■ EXERCISE DETAILS
Please copy the data below line for line, keeping every character, space and number unchanged.

■ TASK DATA
↓↓↓
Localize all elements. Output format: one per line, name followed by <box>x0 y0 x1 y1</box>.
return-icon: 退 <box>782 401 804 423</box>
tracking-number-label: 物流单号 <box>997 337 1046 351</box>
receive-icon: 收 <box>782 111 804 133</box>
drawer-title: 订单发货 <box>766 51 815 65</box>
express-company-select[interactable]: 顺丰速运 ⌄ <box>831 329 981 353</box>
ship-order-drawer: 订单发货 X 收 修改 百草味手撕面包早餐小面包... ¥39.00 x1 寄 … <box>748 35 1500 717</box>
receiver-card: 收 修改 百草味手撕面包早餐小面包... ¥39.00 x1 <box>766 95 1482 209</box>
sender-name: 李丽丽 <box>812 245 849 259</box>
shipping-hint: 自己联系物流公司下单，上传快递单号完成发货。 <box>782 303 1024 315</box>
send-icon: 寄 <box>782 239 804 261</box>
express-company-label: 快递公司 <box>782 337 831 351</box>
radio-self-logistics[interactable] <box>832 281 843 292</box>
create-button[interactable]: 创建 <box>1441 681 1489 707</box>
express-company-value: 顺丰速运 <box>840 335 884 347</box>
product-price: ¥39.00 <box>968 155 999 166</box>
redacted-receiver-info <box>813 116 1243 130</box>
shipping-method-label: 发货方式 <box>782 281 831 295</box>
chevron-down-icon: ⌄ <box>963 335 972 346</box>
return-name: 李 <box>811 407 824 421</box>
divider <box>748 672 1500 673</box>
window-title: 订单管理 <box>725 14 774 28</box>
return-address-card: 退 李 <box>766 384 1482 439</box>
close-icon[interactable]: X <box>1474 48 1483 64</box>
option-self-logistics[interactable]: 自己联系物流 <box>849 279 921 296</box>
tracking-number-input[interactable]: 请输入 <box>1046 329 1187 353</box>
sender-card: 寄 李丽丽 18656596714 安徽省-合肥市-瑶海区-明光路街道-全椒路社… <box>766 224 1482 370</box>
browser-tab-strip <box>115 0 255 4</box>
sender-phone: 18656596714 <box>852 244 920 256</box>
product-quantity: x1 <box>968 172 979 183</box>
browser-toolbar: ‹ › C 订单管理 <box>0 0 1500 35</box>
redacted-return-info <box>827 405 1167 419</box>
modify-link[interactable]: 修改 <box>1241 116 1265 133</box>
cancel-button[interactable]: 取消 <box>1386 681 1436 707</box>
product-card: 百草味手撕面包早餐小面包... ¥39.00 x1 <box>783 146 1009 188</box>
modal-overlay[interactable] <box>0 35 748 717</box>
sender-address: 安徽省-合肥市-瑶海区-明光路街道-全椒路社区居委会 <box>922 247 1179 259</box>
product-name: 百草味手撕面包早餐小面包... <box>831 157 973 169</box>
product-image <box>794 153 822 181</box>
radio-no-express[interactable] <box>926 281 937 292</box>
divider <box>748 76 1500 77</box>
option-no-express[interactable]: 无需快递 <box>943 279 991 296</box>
↑↑↑
■ WRITTEN SOLUTION
Localize all elements. Output format: one per line, name followed by <box>x0 y0 x1 y1</box>.
return-icon: 退 <box>782 401 804 423</box>
tracking-number-label: 物流单号 <box>997 337 1046 351</box>
receive-icon: 收 <box>782 111 804 133</box>
drawer-title: 订单发货 <box>766 51 815 65</box>
express-company-select[interactable]: 顺丰速运 ⌄ <box>831 329 981 353</box>
ship-order-drawer: 订单发货 X 收 修改 百草味手撕面包早餐小面包... ¥39.00 x1 寄 … <box>748 35 1500 717</box>
receiver-card: 收 修改 百草味手撕面包早餐小面包... ¥39.00 x1 <box>766 95 1482 209</box>
sender-name: 李丽丽 <box>812 245 849 259</box>
shipping-hint: 自己联系物流公司下单，上传快递单号完成发货。 <box>782 303 1024 315</box>
send-icon: 寄 <box>782 239 804 261</box>
express-company-label: 快递公司 <box>782 337 831 351</box>
radio-self-logistics[interactable] <box>832 281 843 292</box>
create-button[interactable]: 创建 <box>1441 681 1489 707</box>
express-company-value: 顺丰速运 <box>840 335 884 347</box>
product-price: ¥39.00 <box>968 155 999 166</box>
redacted-receiver-info <box>813 116 1243 130</box>
shipping-method-label: 发货方式 <box>782 281 831 295</box>
chevron-down-icon: ⌄ <box>963 335 972 346</box>
return-name: 李 <box>811 407 824 421</box>
divider <box>748 672 1500 673</box>
window-title: 订单管理 <box>725 14 774 28</box>
return-address-card: 退 李 <box>766 384 1482 439</box>
close-icon[interactable]: X <box>1474 48 1483 64</box>
option-self-logistics[interactable]: 自己联系物流 <box>849 279 921 296</box>
tracking-number-input[interactable]: 请输入 <box>1046 329 1187 353</box>
sender-card: 寄 李丽丽 18656596714 安徽省-合肥市-瑶海区-明光路街道-全椒路社… <box>766 224 1482 370</box>
browser-tab-strip <box>115 0 255 4</box>
sender-phone: 18656596714 <box>852 244 920 256</box>
product-quantity: x1 <box>968 172 979 183</box>
browser-toolbar: ‹ › C 订单管理 <box>0 0 1500 35</box>
redacted-return-info <box>827 405 1167 419</box>
modify-link[interactable]: 修改 <box>1241 116 1265 133</box>
cancel-button[interactable]: 取消 <box>1386 681 1436 707</box>
product-card: 百草味手撕面包早餐小面包... ¥39.00 x1 <box>783 146 1009 188</box>
modal-overlay[interactable] <box>0 35 748 717</box>
sender-address: 安徽省-合肥市-瑶海区-明光路街道-全椒路社区居委会 <box>922 247 1179 259</box>
product-name: 百草味手撕面包早餐小面包... <box>831 157 973 169</box>
product-image <box>794 153 822 181</box>
radio-no-express[interactable] <box>926 281 937 292</box>
divider <box>748 76 1500 77</box>
option-no-express[interactable]: 无需快递 <box>943 279 991 296</box>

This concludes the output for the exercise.